## What to do
Retype every entry exactly, character for character.

## Provided data
################

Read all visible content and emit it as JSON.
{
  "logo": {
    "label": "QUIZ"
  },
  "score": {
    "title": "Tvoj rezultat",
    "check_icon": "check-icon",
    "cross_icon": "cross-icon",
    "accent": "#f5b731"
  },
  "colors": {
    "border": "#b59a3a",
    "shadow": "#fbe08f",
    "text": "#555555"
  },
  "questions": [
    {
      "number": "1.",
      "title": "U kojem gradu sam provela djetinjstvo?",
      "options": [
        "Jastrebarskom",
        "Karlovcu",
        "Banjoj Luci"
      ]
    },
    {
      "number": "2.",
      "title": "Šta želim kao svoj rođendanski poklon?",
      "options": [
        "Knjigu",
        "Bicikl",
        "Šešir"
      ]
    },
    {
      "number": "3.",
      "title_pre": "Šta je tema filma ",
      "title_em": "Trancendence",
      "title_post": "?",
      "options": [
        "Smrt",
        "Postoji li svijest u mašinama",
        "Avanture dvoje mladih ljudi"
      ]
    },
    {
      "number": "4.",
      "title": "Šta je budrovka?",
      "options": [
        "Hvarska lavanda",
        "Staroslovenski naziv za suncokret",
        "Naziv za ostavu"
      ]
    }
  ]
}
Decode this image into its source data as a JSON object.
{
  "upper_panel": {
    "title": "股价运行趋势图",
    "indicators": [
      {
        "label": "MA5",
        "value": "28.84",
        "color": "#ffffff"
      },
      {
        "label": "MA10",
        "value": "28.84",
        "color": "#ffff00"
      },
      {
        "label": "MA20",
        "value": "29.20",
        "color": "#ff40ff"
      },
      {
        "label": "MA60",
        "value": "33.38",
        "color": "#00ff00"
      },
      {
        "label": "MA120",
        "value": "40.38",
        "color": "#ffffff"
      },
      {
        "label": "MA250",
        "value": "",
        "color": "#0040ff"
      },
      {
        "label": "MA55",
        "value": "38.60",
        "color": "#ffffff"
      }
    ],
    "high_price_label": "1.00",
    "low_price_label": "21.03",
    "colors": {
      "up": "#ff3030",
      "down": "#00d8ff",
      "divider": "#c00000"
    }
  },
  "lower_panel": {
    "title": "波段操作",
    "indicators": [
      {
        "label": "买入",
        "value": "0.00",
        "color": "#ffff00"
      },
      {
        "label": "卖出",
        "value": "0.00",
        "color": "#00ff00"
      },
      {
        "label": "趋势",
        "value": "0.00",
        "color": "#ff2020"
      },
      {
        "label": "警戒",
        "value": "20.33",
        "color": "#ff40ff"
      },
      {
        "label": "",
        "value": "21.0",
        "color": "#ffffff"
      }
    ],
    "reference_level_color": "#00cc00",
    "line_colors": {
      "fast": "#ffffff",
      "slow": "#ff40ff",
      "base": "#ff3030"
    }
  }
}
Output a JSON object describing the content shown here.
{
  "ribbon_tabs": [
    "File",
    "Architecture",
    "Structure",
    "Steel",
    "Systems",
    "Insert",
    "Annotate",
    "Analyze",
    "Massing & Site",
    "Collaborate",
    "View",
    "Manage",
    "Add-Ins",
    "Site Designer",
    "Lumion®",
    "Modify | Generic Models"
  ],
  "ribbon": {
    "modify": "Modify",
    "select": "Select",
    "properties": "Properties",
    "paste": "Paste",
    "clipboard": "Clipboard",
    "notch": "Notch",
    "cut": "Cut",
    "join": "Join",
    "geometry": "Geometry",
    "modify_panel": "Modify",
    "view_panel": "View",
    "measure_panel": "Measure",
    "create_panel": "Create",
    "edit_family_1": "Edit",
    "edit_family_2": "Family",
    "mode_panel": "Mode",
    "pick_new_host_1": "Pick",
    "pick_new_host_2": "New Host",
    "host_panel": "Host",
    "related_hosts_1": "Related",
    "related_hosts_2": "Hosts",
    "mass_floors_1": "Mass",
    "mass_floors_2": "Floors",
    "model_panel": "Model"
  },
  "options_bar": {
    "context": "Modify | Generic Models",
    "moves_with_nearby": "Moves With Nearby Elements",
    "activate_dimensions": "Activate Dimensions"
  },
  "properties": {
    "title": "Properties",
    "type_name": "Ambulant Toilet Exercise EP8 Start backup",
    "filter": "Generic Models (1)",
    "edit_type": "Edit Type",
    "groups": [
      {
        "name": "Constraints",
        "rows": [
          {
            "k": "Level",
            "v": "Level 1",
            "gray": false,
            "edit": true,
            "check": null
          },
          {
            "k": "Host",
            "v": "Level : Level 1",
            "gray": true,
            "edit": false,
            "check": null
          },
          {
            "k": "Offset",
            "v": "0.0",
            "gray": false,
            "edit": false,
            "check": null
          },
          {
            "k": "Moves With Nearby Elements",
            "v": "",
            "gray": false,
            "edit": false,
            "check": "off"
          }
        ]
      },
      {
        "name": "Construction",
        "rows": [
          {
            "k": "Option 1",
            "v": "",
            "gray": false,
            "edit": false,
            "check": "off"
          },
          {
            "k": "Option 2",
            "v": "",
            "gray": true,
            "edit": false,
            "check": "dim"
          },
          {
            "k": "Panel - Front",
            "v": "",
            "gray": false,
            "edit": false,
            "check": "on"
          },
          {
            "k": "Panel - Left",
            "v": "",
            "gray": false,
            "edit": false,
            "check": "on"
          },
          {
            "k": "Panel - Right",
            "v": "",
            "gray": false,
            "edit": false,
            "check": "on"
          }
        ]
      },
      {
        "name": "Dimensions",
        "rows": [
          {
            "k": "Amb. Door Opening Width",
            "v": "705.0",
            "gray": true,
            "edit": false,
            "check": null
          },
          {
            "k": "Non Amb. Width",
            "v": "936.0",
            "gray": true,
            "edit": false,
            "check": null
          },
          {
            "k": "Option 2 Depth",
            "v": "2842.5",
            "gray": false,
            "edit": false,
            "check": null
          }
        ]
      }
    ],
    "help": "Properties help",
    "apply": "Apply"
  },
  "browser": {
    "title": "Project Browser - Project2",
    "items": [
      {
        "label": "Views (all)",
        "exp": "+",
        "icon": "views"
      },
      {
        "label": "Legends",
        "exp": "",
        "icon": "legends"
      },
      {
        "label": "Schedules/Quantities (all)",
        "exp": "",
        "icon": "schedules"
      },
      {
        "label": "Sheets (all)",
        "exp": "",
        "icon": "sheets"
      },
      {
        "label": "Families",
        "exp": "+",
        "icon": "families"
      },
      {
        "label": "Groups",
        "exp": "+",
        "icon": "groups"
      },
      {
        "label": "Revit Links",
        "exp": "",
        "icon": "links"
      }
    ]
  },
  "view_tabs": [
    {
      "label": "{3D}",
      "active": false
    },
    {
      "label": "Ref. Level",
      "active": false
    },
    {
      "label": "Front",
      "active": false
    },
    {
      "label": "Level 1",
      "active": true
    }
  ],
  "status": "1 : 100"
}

################

## Solved problem
Read all visible content and emit it as JSON.
{
  "logo": {
    "label": "QUIZ"
  },
  "score": {
    "title": "Tvoj rezultat",
    "check_icon": "check-icon",
    "cross_icon": "cross-icon",
    "accent": "#f5b731"
  },
  "colors": {
    "border": "#b59a3a",
    "shadow": "#fbe08f",
    "text": "#555555"
  },
  "questions": [
    {
      "number": "1.",
      "title": "U kojem gradu sam provela djetinjstvo?",
      "options": [
        "Jastrebarskom",
        "Karlovcu",
        "Banjoj Luci"
      ]
    },
    {
      "number": "2.",
      "title": "Šta želim kao svoj rođendanski poklon?",
      "options": [
        "Knjigu",
        "Bicikl",
        "Šešir"
      ]
    },
    {
      "number": "3.",
      "title_pre": "Šta je tema filma ",
      "title_em": "Trancendence",
      "title_post": "?",
      "options": [
        "Smrt",
        "Postoji li svijest u mašinama",
        "Avanture dvoje mladih ljudi"
      ]
    },
    {
      "number": "4.",
      "title": "Šta je budrovka?",
      "options": [
        "Hvarska lavanda",
        "Staroslovenski naziv za suncokret",
        "Naziv za ostavu"
      ]
    }
  ]
}
Decode this image into its source data as a JSON object.
{
  "upper_panel": {
    "title": "股价运行趋势图",
    "indicators": [
      {
        "label": "MA5",
        "value": "28.84",
        "color": "#ffffff"
      },
      {
        "label": "MA10",
        "value": "28.84",
        "color": "#ffff00"
      },
      {
        "label": "MA20",
        "value": "29.20",
        "color": "#ff40ff"
      },
      {
        "label": "MA60",
        "value": "33.38",
        "color": "#00ff00"
      },
      {
        "label": "MA120",
        "value": "40.38",
        "color": "#ffffff"
      },
      {
        "label": "MA250",
        "value": "",
        "color": "#0040ff"
      },
      {
        "label": "MA55",
        "value": "38.60",
        "color": "#ffffff"
      }
    ],
    "high_price_label": "1.00",
    "low_price_label": "21.03",
    "colors": {
      "up": "#ff3030",
      "down": "#00d8ff",
      "divider": "#c00000"
    }
  },
  "lower_panel": {
    "title": "波段操作",
    "indicators": [
      {
        "label": "买入",
        "value": "0.00",
        "color": "#ffff00"
      },
      {
        "label": "卖出",
        "value": "0.00",
        "color": "#00ff00"
      },
      {
        "label": "趋势",
        "value": "0.00",
        "color": "#ff2020"
      },
      {
        "label": "警戒",
        "value": "20.33",
        "color": "#ff40ff"
      },
      {
        "label": "",
        "value": "21.0",
        "color": "#ffffff"
      }
    ],
    "reference_level_color": "#00cc00",
    "line_colors": {
      "fast": "#ffffff",
      "slow": "#ff40ff",
      "base": "#ff3030"
    }
  }
}
Output a JSON object describing the content shown here.
{
  "ribbon_tabs": [
    "File",
    "Architecture",
    "Structure",
    "Steel",
    "Systems",
    "Insert",
    "Annotate",
    "Analyze",
    "Massing & Site",
    "Collaborate",
    "View",
    "Manage",
    "Add-Ins",
    "Site Designer",
    "Lumion®",
    "Modify | Generic Models"
  ],
  "ribbon": {
    "modify": "Modify",
    "select": "Select",
    "properties": "Properties",
    "paste": "Paste",
    "clipboard": "Clipboard",
    "notch": "Notch",
    "cut": "Cut",
    "join": "Join",
    "geometry": "Geometry",
    "modify_panel": "Modify",
    "view_panel": "View",
    "measure_panel": "Measure",
    "create_panel": "Create",
    "edit_family_1": "Edit",
    "edit_family_2": "Family",
    "mode_panel": "Mode",
    "pick_new_host_1": "Pick",
    "pick_new_host_2": "New Host",
    "host_panel": "Host",
    "related_hosts_1": "Related",
    "related_hosts_2": "Hosts",
    "mass_floors_1": "Mass",
    "mass_floors_2": "Floors",
    "model_panel": "Model"
  },
  "options_bar": {
    "context": "Modify | Generic Models",
    "moves_with_nearby": "Moves With Nearby Elements",
    "activate_dimensions": "Activate Dimensions"
  },
  "properties": {
    "title": "Properties",
    "type_name": "Ambulant Toilet Exercise EP8 Start backup",
    "filter": "Generic Models (1)",
    "edit_type": "Edit Type",
    "groups": [
      {
        "name": "Constraints",
        "rows": [
          {
            "k": "Level",
            "v": "Level 1",
            "gray": false,
            "edit": true,
            "check": null
          },
          {
            "k": "Host",
            "v": "Level : Level 1",
            "gray": true,
            "edit": false,
            "check": null
          },
          {
            "k": "Offset",
            "v": "0.0",
            "gray": false,
            "edit": false,
            "check": null
          },
          {
            "k": "Moves With Nearby Elements",
            "v": "",
            "gray": false,
            "edit": false,
            "check": "off"
          }
        ]
      },
      {
        "name": "Construction",
        "rows": [
          {
            "k": "Option 1",
            "v": "",
            "gray": false,
            "edit": false,
            "check": "off"
          },
          {
            "k": "Option 2",
            "v": "",
            "gray": true,
            "edit": false,
            "check": "dim"
          },
          {
            "k": "Panel - Front",
            "v": "",
            "gray": false,
            "edit": false,
            "check": "on"
          },
          {
            "k": "Panel - Left",
            "v": "",
            "gray": false,
            "edit": false,
            "check": "on"
          },
          {
            "k": "Panel - Right",
            "v": "",
            "gray": false,
            "edit": false,
            "check": "on"
          }
        ]
      },
      {
        "name": "Dimensions",
        "rows": [
          {
            "k": "Amb. Door Opening Width",
            "v": "705.0",
            "gray": true,
            "edit": false,
            "check": null
          },
          {
            "k": "Non Amb. Width",
            "v": "936.0",
            "gray": true,
            "edit": false,
            "check": null
          },
          {
            "k": "Option 2 Depth",
            "v": "2842.5",
            "gray": false,
            "edit": false,
            "check": null
          }
        ]
      }
    ],
    "help": "Properties help",
    "apply": "Apply"
  },
  "browser": {
    "title": "Project Browser - Project2",
    "items": [
      {
        "label": "Views (all)",
        "exp": "+",
        "icon": "views"
      },
      {
        "label": "Legends",
        "exp": "",
        "icon": "legends"
      },
      {
        "label": "Schedules/Quantities (all)",
        "exp": "",
        "icon": "schedules"
      },
      {
        "label": "Sheets (all)",
        "exp": "",
        "icon": "sheets"
      },
      {
        "label": "Families",
        "exp": "+",
        "icon": "families"
      },
      {
        "label": "Groups",
        "exp": "+",
        "icon": "groups"
      },
      {
        "label": "Revit Links",
        "exp": "",
        "icon": "links"
      }
    ]
  },
  "view_tabs": [
    {
      "label": "{3D}",
      "active": false
    },
    {
      "label": "Ref. Level",
      "active": false
    },
    {
      "label": "Front",
      "active": false
    },
    {
      "label": "Level 1",
      "active": true
    }
  ],
  "status": "1 : 100"
}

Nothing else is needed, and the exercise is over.